**Information provided**:
::::

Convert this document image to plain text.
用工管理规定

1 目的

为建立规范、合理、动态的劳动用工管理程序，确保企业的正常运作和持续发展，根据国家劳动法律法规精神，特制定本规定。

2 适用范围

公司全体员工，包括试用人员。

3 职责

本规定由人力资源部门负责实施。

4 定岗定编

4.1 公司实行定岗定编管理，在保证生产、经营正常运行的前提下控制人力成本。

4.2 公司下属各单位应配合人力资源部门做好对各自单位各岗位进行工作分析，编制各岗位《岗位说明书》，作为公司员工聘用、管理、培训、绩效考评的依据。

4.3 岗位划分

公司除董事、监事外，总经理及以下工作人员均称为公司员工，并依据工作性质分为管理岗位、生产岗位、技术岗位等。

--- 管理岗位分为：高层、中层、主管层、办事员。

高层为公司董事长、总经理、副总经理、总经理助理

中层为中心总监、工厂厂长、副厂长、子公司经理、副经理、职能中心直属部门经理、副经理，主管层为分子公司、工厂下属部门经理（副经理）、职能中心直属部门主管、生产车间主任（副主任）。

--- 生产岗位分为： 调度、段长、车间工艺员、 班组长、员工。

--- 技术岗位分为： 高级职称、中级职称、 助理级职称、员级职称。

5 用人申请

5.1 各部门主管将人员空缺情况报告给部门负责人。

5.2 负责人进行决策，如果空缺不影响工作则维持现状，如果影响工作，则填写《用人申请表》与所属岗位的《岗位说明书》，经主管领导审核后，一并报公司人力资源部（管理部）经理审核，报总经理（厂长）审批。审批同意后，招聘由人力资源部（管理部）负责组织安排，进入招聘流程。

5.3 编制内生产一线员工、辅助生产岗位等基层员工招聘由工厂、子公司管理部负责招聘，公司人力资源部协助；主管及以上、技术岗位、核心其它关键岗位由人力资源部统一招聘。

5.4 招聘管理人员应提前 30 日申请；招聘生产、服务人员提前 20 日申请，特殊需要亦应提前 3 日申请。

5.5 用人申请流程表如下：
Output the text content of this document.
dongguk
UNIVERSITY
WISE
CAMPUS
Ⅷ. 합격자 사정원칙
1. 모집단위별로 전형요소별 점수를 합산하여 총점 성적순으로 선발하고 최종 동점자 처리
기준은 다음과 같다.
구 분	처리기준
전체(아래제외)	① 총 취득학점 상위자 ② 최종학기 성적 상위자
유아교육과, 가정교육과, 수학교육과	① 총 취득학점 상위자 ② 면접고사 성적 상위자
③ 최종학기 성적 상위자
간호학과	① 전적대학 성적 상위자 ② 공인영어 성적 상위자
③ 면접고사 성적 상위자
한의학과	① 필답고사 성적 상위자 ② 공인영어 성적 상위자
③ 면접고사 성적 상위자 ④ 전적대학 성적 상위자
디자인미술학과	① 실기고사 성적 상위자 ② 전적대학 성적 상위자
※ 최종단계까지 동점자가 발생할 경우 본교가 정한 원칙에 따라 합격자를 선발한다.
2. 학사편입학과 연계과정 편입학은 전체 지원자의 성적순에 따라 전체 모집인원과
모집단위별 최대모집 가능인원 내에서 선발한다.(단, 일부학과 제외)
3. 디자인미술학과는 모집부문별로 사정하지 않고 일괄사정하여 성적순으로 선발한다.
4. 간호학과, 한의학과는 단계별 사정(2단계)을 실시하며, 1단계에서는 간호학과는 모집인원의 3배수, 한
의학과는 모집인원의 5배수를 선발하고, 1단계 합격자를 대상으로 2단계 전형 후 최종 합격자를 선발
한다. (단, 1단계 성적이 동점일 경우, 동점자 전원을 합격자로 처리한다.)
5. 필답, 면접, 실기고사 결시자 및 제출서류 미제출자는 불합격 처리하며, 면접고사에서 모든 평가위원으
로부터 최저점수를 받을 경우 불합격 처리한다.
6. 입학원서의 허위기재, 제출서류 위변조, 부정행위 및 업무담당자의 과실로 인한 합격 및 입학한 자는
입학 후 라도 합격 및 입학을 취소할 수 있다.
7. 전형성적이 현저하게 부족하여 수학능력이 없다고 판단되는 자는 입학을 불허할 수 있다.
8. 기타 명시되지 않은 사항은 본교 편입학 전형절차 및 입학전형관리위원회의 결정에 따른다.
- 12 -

::::

**Work to do**: Copy the records above exactly.

**Output of the task**:
Convert this document image to plain text.
用工管理规定

1 目的

为建立规范、合理、动态的劳动用工管理程序，确保企业的正常运作和持续发展，根据国家劳动法律法规精神，特制定本规定。

2 适用范围

公司全体员工，包括试用人员。

3 职责

本规定由人力资源部门负责实施。

4 定岗定编

4.1 公司实行定岗定编管理，在保证生产、经营正常运行的前提下控制人力成本。

4.2 公司下属各单位应配合人力资源部门做好对各自单位各岗位进行工作分析，编制各岗位《岗位说明书》，作为公司员工聘用、管理、培训、绩效考评的依据。

4.3 岗位划分

公司除董事、监事外，总经理及以下工作人员均称为公司员工，并依据工作性质分为管理岗位、生产岗位、技术岗位等。

--- 管理岗位分为：高层、中层、主管层、办事员。

高层为公司董事长、总经理、副总经理、总经理助理

中层为中心总监、工厂厂长、副厂长、子公司经理、副经理、职能中心直属部门经理、副经理，主管层为分子公司、工厂下属部门经理（副经理）、职能中心直属部门主管、生产车间主任（副主任）。

--- 生产岗位分为： 调度、段长、车间工艺员、 班组长、员工。

--- 技术岗位分为： 高级职称、中级职称、 助理级职称、员级职称。

5 用人申请

5.1 各部门主管将人员空缺情况报告给部门负责人。

5.2 负责人进行决策，如果空缺不影响工作则维持现状，如果影响工作，则填写《用人申请表》与所属岗位的《岗位说明书》，经主管领导审核后，一并报公司人力资源部（管理部）经理审核，报总经理（厂长）审批。审批同意后，招聘由人力资源部（管理部）负责组织安排，进入招聘流程。

5.3 编制内生产一线员工、辅助生产岗位等基层员工招聘由工厂、子公司管理部负责招聘，公司人力资源部协助；主管及以上、技术岗位、核心其它关键岗位由人力资源部统一招聘。

5.4 招聘管理人员应提前 30 日申请；招聘生产、服务人员提前 20 日申请，特殊需要亦应提前 3 日申请。

5.5 用人申请流程表如下：
Output the text content of this document.
dongguk
UNIVERSITY
WISE
CAMPUS
Ⅷ. 합격자 사정원칙
1. 모집단위별로 전형요소별 점수를 합산하여 총점 성적순으로 선발하고 최종 동점자 처리
기준은 다음과 같다.
구 분	처리기준
전체(아래제외)	① 총 취득학점 상위자 ② 최종학기 성적 상위자
유아교육과, 가정교육과, 수학교육과	① 총 취득학점 상위자 ② 면접고사 성적 상위자
③ 최종학기 성적 상위자
간호학과	① 전적대학 성적 상위자 ② 공인영어 성적 상위자
③ 면접고사 성적 상위자
한의학과	① 필답고사 성적 상위자 ② 공인영어 성적 상위자
③ 면접고사 성적 상위자 ④ 전적대학 성적 상위자
디자인미술학과	① 실기고사 성적 상위자 ② 전적대학 성적 상위자
※ 최종단계까지 동점자가 발생할 경우 본교가 정한 원칙에 따라 합격자를 선발한다.
2. 학사편입학과 연계과정 편입학은 전체 지원자의 성적순에 따라 전체 모집인원과
모집단위별 최대모집 가능인원 내에서 선발한다.(단, 일부학과 제외)
3. 디자인미술학과는 모집부문별로 사정하지 않고 일괄사정하여 성적순으로 선발한다.
4. 간호학과, 한의학과는 단계별 사정(2단계)을 실시하며, 1단계에서는 간호학과는 모집인원의 3배수, 한
의학과는 모집인원의 5배수를 선발하고, 1단계 합격자를 대상으로 2단계 전형 후 최종 합격자를 선발
한다. (단, 1단계 성적이 동점일 경우, 동점자 전원을 합격자로 처리한다.)
5. 필답, 면접, 실기고사 결시자 및 제출서류 미제출자는 불합격 처리하며, 면접고사에서 모든 평가위원으
로부터 최저점수를 받을 경우 불합격 처리한다.
6. 입학원서의 허위기재, 제출서류 위변조, 부정행위 및 업무담당자의 과실로 인한 합격 및 입학한 자는
입학 후 라도 합격 및 입학을 취소할 수 있다.
7. 전형성적이 현저하게 부족하여 수학능력이 없다고 판단되는 자는 입학을 불허할 수 있다.
8. 기타 명시되지 않은 사항은 본교 편입학 전형절차 및 입학전형관리위원회의 결정에 따른다.
- 12 -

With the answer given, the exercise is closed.